__Exercise requirements__
Retype the records that come next, word for word.

__Recorded data__
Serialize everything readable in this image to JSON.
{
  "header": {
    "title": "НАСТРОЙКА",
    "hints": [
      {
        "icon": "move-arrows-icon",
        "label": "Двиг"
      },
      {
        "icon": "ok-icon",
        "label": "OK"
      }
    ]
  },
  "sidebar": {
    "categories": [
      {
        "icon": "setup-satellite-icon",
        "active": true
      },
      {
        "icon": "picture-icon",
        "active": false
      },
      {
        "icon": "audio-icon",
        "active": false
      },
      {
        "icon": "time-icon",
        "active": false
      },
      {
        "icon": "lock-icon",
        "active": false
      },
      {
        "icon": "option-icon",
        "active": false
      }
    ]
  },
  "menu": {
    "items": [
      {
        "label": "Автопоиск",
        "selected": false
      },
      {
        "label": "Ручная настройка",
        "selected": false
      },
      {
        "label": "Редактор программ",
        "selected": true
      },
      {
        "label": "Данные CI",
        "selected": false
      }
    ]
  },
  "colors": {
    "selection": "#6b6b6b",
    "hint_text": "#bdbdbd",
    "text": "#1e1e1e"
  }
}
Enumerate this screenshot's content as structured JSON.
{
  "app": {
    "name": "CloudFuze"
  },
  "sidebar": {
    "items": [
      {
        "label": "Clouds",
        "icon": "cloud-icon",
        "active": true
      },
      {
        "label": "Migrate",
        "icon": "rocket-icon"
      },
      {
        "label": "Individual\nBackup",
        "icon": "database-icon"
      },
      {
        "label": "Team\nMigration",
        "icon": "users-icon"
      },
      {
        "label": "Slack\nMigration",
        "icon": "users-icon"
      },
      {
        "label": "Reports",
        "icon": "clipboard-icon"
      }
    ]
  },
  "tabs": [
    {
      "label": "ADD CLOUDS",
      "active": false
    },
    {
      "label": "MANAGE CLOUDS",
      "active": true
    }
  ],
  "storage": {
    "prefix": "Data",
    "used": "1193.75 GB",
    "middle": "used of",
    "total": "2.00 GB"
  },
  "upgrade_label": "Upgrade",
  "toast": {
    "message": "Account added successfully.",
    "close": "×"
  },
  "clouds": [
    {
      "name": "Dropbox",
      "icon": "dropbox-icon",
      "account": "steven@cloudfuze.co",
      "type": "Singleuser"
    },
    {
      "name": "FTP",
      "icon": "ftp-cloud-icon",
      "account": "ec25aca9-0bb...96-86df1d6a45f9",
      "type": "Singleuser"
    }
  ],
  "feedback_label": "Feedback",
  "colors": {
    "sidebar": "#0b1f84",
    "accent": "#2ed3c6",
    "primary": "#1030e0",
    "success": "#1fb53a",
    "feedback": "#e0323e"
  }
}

__Output for this task__
Serialize everything readable in this image to JSON.
{
  "header": {
    "title": "НАСТРОЙКА",
    "hints": [
      {
        "icon": "move-arrows-icon",
        "label": "Двиг"
      },
      {
        "icon": "ok-icon",
        "label": "OK"
      }
    ]
  },
  "sidebar": {
    "categories": [
      {
        "icon": "setup-satellite-icon",
        "active": true
      },
      {
        "icon": "picture-icon",
        "active": false
      },
      {
        "icon": "audio-icon",
        "active": false
      },
      {
        "icon": "time-icon",
        "active": false
      },
      {
        "icon": "lock-icon",
        "active": false
      },
      {
        "icon": "option-icon",
        "active": false
      }
    ]
  },
  "menu": {
    "items": [
      {
        "label": "Автопоиск",
        "selected": false
      },
      {
        "label": "Ручная настройка",
        "selected": false
      },
      {
        "label": "Редактор программ",
        "selected": true
      },
      {
        "label": "Данные CI",
        "selected": false
      }
    ]
  },
  "colors": {
    "selection": "#6b6b6b",
    "hint_text": "#bdbdbd",
    "text": "#1e1e1e"
  }
}
Enumerate this screenshot's content as structured JSON.
{
  "app": {
    "name": "CloudFuze"
  },
  "sidebar": {
    "items": [
      {
        "label": "Clouds",
        "icon": "cloud-icon",
        "active": true
      },
      {
        "label": "Migrate",
        "icon": "rocket-icon"
      },
      {
        "label": "Individual\nBackup",
        "icon": "database-icon"
      },
      {
        "label": "Team\nMigration",
        "icon": "users-icon"
      },
      {
        "label": "Slack\nMigration",
        "icon": "users-icon"
      },
      {
        "label": "Reports",
        "icon": "clipboard-icon"
      }
    ]
  },
  "tabs": [
    {
      "label": "ADD CLOUDS",
      "active": false
    },
    {
      "label": "MANAGE CLOUDS",
      "active": true
    }
  ],
  "storage": {
    "prefix": "Data",
    "used": "1193.75 GB",
    "middle": "used of",
    "total": "2.00 GB"
  },
  "upgrade_label": "Upgrade",
  "toast": {
    "message": "Account added successfully.",
    "close": "×"
  },
  "clouds": [
    {
      "name": "Dropbox",
      "icon": "dropbox-icon",
      "account": "steven@cloudfuze.co",
      "type": "Singleuser"
    },
    {
      "name": "FTP",
      "icon": "ftp-cloud-icon",
      "account": "ec25aca9-0bb...96-86df1d6a45f9",
      "type": "Singleuser"
    }
  ],
  "feedback_label": "Feedback",
  "colors": {
    "sidebar": "#0b1f84",
    "accent": "#2ed3c6",
    "primary": "#1030e0",
    "success": "#1fb53a",
    "feedback": "#e0323e"
  }
}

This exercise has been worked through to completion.